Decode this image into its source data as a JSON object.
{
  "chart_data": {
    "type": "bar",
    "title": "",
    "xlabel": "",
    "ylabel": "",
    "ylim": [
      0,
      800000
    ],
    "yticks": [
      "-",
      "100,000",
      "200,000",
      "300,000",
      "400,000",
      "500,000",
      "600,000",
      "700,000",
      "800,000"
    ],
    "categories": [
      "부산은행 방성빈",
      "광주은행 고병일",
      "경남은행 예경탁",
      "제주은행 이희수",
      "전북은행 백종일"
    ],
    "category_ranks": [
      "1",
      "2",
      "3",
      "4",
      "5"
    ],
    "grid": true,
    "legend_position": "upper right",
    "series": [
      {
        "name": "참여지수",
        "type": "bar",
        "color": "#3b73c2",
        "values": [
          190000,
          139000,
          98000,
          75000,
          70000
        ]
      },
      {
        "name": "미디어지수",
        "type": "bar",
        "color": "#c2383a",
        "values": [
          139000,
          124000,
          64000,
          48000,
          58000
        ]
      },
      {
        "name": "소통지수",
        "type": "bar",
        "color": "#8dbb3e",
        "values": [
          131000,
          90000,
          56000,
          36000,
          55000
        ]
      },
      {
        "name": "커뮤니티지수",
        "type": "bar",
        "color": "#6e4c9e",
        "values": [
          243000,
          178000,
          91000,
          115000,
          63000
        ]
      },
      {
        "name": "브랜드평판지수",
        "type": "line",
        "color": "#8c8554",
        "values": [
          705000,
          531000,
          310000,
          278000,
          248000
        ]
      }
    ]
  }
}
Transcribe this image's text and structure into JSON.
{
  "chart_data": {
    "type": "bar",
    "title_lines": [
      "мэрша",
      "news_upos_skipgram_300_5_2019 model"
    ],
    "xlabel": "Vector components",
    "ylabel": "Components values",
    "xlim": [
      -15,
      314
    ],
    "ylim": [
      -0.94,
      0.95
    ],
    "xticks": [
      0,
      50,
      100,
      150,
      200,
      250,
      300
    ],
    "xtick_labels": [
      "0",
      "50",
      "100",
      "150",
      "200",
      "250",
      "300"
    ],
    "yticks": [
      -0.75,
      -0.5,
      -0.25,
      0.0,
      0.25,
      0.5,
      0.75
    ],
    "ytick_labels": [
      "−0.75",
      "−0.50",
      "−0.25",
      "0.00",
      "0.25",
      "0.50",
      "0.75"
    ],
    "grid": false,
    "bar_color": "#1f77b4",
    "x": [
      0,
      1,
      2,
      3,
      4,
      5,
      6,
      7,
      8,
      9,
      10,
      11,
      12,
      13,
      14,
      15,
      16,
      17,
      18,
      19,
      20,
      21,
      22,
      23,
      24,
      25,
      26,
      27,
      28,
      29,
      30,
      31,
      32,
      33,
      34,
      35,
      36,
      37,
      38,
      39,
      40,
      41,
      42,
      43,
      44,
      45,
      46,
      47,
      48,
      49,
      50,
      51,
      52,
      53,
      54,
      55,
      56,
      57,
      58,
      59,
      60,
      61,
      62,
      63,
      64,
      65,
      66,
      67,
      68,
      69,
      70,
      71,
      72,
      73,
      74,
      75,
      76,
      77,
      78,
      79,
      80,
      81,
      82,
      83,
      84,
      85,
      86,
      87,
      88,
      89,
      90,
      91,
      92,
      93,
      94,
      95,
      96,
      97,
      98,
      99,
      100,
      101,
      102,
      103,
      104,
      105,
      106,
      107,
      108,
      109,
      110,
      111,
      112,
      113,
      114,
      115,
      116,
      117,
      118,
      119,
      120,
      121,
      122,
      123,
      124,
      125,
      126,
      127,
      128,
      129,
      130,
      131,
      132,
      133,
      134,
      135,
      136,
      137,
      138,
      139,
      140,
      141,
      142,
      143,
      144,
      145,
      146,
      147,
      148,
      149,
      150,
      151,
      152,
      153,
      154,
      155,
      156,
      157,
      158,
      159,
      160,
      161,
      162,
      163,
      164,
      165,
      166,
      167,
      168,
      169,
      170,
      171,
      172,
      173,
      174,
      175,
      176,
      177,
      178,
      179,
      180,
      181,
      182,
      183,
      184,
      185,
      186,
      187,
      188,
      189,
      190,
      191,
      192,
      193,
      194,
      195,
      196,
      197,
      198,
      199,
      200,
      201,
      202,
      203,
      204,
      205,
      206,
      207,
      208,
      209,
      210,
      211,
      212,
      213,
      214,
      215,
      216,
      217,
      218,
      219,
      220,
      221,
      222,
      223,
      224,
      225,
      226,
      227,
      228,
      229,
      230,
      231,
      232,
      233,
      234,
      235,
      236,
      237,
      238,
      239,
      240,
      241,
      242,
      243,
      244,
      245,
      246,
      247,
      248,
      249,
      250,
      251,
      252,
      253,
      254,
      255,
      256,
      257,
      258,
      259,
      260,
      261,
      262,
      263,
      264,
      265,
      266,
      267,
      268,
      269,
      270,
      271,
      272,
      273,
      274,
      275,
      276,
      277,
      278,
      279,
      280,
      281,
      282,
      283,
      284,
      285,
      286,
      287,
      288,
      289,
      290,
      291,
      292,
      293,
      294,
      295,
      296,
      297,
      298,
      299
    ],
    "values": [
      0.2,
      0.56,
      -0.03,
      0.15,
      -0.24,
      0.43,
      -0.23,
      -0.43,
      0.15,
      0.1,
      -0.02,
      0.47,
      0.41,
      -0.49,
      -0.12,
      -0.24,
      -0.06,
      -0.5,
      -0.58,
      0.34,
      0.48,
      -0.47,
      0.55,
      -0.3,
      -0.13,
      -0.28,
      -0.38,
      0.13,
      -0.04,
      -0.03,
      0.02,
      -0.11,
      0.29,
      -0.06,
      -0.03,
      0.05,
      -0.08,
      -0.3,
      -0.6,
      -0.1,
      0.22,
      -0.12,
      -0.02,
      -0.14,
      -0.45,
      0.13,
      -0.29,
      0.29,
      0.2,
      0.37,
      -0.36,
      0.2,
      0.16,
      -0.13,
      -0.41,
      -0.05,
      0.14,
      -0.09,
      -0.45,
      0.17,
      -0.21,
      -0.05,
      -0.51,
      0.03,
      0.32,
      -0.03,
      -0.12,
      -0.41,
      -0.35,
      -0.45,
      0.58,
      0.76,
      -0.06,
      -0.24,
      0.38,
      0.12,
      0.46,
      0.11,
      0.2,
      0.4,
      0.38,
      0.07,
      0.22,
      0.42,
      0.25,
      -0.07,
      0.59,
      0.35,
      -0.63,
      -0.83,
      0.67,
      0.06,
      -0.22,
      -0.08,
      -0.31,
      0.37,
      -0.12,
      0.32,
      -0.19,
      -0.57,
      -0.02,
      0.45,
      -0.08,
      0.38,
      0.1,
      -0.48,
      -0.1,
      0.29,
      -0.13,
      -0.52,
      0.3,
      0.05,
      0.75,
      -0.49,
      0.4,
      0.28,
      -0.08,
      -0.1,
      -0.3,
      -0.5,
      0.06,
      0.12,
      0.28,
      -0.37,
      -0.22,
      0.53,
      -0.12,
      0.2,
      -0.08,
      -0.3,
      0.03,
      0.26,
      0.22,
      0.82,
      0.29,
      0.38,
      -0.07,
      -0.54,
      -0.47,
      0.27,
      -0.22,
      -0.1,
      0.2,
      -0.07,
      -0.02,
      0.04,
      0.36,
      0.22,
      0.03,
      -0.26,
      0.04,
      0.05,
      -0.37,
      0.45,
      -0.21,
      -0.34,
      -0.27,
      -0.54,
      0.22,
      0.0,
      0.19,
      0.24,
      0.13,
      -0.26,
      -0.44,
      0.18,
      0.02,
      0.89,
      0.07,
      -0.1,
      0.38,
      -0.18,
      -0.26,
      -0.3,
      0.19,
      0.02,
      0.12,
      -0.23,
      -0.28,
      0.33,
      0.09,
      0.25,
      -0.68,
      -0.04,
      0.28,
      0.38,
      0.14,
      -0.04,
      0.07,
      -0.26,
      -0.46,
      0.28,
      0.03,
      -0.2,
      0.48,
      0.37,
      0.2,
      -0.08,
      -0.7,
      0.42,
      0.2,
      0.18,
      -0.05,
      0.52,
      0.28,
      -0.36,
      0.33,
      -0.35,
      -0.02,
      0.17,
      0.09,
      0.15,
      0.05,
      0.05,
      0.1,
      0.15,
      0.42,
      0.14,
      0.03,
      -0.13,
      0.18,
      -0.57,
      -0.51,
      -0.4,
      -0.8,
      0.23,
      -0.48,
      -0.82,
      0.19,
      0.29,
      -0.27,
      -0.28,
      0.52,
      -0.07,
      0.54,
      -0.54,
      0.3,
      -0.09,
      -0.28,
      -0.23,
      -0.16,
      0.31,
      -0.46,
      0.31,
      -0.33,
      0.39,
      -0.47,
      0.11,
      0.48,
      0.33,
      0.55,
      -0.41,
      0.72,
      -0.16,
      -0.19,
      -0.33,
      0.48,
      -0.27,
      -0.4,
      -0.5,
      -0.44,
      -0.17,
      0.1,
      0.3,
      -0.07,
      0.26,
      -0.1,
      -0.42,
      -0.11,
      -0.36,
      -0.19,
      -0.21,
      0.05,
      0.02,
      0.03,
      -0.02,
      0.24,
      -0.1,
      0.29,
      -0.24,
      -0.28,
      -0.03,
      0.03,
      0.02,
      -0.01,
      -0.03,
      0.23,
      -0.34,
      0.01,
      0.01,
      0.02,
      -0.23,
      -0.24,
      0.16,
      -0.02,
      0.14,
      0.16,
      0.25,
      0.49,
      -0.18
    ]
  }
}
::::::::::
● Problem details:
Scan the material above. Extract every line in which the word "JSON" occurs.

● Solution below:
Decode this image into its source data as a JSON object.
Transcribe this image's text and structure into JSON.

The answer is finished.